**Aim:** Report how many lines below contain the word "true", and give only that number.

● ● ● ● ● ● ●

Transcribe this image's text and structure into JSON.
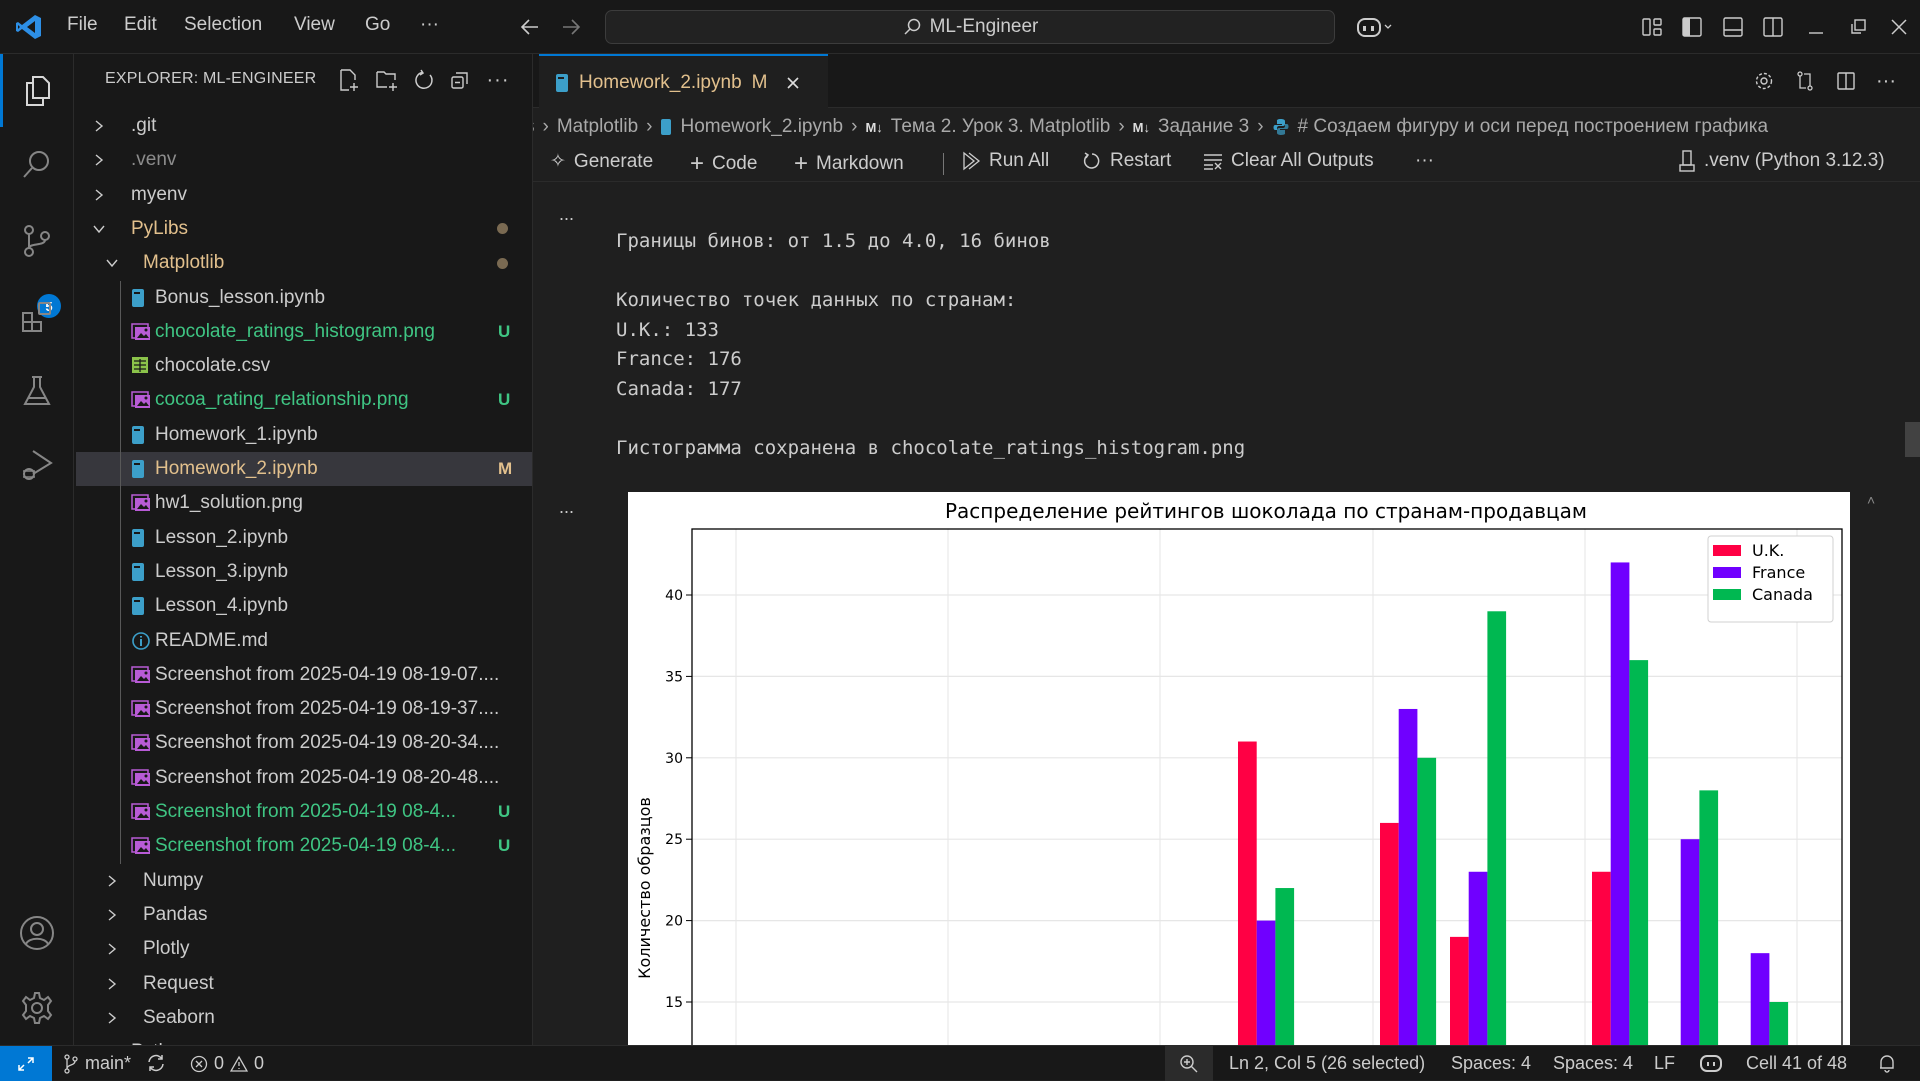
{
  "titlebar": {
    "menus": [
      "File",
      "Edit",
      "Selection",
      "View",
      "Go",
      "···"
    ],
    "search_text": "ML-Engineer"
  },
  "activity_bar": {
    "source_control_badge": "5"
  },
  "explorer": {
    "title": "EXPLORER: ML-ENGINEER",
    "items": [
      {
        "label": ".git",
        "level": 0,
        "kind": "folder-closed",
        "color": "#cccccc"
      },
      {
        "label": ".venv",
        "level": 0,
        "kind": "folder-closed",
        "color": "#8c8c8c"
      },
      {
        "label": "myenv",
        "level": 0,
        "kind": "folder-closed",
        "color": "#cccccc"
      },
      {
        "label": "PyLibs",
        "level": 0,
        "kind": "folder-open",
        "color": "#e2c08d",
        "dot": true
      },
      {
        "label": "Matplotlib",
        "level": 1,
        "kind": "folder-open",
        "color": "#e2c08d",
        "dot": true
      },
      {
        "label": "Bonus_lesson.ipynb",
        "level": 2,
        "kind": "notebook",
        "color": "#cccccc"
      },
      {
        "label": "chocolate_ratings_histogram.png",
        "level": 2,
        "kind": "image",
        "color": "#3fc583",
        "status": "U"
      },
      {
        "label": "chocolate.csv",
        "level": 2,
        "kind": "csv",
        "color": "#cccccc"
      },
      {
        "label": "cocoa_rating_relationship.png",
        "level": 2,
        "kind": "image",
        "color": "#3fc583",
        "status": "U"
      },
      {
        "label": "Homework_1.ipynb",
        "level": 2,
        "kind": "notebook",
        "color": "#cccccc"
      },
      {
        "label": "Homework_2.ipynb",
        "level": 2,
        "kind": "notebook",
        "color": "#e2c08d",
        "status": "M",
        "selected": true
      },
      {
        "label": "hw1_solution.png",
        "level": 2,
        "kind": "image",
        "color": "#cccccc"
      },
      {
        "label": "Lesson_2.ipynb",
        "level": 2,
        "kind": "notebook",
        "color": "#cccccc"
      },
      {
        "label": "Lesson_3.ipynb",
        "level": 2,
        "kind": "notebook",
        "color": "#cccccc"
      },
      {
        "label": "Lesson_4.ipynb",
        "level": 2,
        "kind": "notebook",
        "color": "#cccccc"
      },
      {
        "label": "README.md",
        "level": 2,
        "kind": "info",
        "color": "#cccccc"
      },
      {
        "label": "Screenshot from 2025-04-19 08-19-07....",
        "level": 2,
        "kind": "image",
        "color": "#cccccc"
      },
      {
        "label": "Screenshot from 2025-04-19 08-19-37....",
        "level": 2,
        "kind": "image",
        "color": "#cccccc"
      },
      {
        "label": "Screenshot from 2025-04-19 08-20-34....",
        "level": 2,
        "kind": "image",
        "color": "#cccccc"
      },
      {
        "label": "Screenshot from 2025-04-19 08-20-48....",
        "level": 2,
        "kind": "image",
        "color": "#cccccc"
      },
      {
        "label": "Screenshot from 2025-04-19 08-4...",
        "level": 2,
        "kind": "image",
        "color": "#3fc583",
        "status": "U"
      },
      {
        "label": "Screenshot from 2025-04-19 08-4...",
        "level": 2,
        "kind": "image",
        "color": "#3fc583",
        "status": "U"
      },
      {
        "label": "Numpy",
        "level": 1,
        "kind": "folder-closed",
        "color": "#cccccc"
      },
      {
        "label": "Pandas",
        "level": 1,
        "kind": "folder-closed",
        "color": "#cccccc"
      },
      {
        "label": "Plotly",
        "level": 1,
        "kind": "folder-closed",
        "color": "#cccccc"
      },
      {
        "label": "Request",
        "level": 1,
        "kind": "folder-closed",
        "color": "#cccccc"
      },
      {
        "label": "Seaborn",
        "level": 1,
        "kind": "folder-closed",
        "color": "#cccccc"
      },
      {
        "label": "Python",
        "level": 0,
        "kind": "folder-closed",
        "color": "#cccccc"
      }
    ]
  },
  "tab": {
    "label": "Homework_2.ipynb",
    "status": "M"
  },
  "breadcrumb": [
    "s",
    "Matplotlib",
    "Homework_2.ipynb",
    "Тема 2. Урок 3. Matplotlib",
    "Задание 3",
    "# Создаем фигуру и оси перед построением графика"
  ],
  "toolbar": {
    "generate": "Generate",
    "code": "Code",
    "markdown": "Markdown",
    "run_all": "Run All",
    "restart": "Restart",
    "clear_outputs": "Clear All Outputs",
    "more": "···",
    "kernel": ".venv (Python 3.12.3)"
  },
  "output": {
    "lines": [
      "Границы бинов: от 1.5 до 4.0, 16 бинов",
      "",
      "Количество точек данных по странам:",
      "U.K.: 133",
      "France: 176",
      "Canada: 177",
      "",
      "Гистограмма сохранена в chocolate_ratings_histogram.png"
    ],
    "cell_more": "..."
  },
  "chart_data": {
    "type": "bar",
    "title": "Распределение рейтингов шоколада по странам-продавцам",
    "xlabel": "",
    "ylabel": "Количество образцов",
    "ylim": [
      12.4,
      44
    ],
    "yticks": [
      "15",
      "20",
      "25",
      "30",
      "35",
      "40"
    ],
    "grid": true,
    "legend": "top-right",
    "series": [
      {
        "name": "U.K.",
        "color": "#ff0044",
        "values": [
          31,
          26,
          19,
          23,
          null,
          null
        ]
      },
      {
        "name": "France",
        "color": "#7000ff",
        "values": [
          20,
          33,
          23,
          42,
          25,
          18
        ]
      },
      {
        "name": "Canada",
        "color": "#00b851",
        "values": [
          22,
          30,
          39,
          36,
          28,
          15
        ]
      }
    ]
  },
  "statusbar": {
    "branch": "main*",
    "errors": "0",
    "warnings": "0",
    "position": "Ln 2, Col 5 (26 selected)",
    "spaces1": "Spaces: 4",
    "spaces2": "Spaces: 4",
    "eol": "LF",
    "cell": "Cell 41 of 48"
  },
  "colors": {
    "accent": "#0078d4",
    "untracked": "#3fc583",
    "modified": "#e2c08d"
  }
}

● ● ● ● ● ● ●

**In response:** 4